Exercise prompt:
Locate each line holding the string "name" and copy it.

Supplied data:
*****
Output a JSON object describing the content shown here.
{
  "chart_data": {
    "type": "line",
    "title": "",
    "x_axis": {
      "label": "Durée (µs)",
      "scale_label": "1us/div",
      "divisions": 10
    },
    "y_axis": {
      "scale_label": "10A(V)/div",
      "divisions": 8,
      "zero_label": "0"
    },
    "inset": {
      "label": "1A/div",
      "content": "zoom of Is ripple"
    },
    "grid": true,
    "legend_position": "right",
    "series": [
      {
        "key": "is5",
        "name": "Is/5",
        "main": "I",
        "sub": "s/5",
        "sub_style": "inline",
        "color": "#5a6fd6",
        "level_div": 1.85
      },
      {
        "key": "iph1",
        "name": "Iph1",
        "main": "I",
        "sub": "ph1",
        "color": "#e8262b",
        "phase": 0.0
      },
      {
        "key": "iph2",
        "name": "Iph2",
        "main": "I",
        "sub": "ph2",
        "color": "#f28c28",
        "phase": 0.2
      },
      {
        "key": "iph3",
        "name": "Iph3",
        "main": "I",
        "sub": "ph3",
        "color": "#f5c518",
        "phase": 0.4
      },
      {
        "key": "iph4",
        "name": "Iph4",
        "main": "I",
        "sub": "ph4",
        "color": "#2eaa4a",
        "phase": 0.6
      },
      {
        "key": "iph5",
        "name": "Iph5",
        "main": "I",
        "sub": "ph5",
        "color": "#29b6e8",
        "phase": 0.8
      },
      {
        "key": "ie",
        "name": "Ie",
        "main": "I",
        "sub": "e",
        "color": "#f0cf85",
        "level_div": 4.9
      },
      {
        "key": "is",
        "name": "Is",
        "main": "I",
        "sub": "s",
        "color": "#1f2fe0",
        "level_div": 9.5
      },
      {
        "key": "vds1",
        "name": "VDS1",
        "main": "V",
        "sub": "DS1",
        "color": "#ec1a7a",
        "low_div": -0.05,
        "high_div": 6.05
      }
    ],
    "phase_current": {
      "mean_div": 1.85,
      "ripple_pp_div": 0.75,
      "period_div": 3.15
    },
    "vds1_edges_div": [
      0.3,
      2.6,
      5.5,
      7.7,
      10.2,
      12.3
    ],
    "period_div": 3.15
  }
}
*****
Final result:
        "name": "Is/5",
        "name": "Iph1",
        "name": "Iph2",
        "name": "Iph3",
        "name": "Iph4",
        "name": "Iph5",
        "name": "Ie",
        "name": "Is",
        "name": "VDS1",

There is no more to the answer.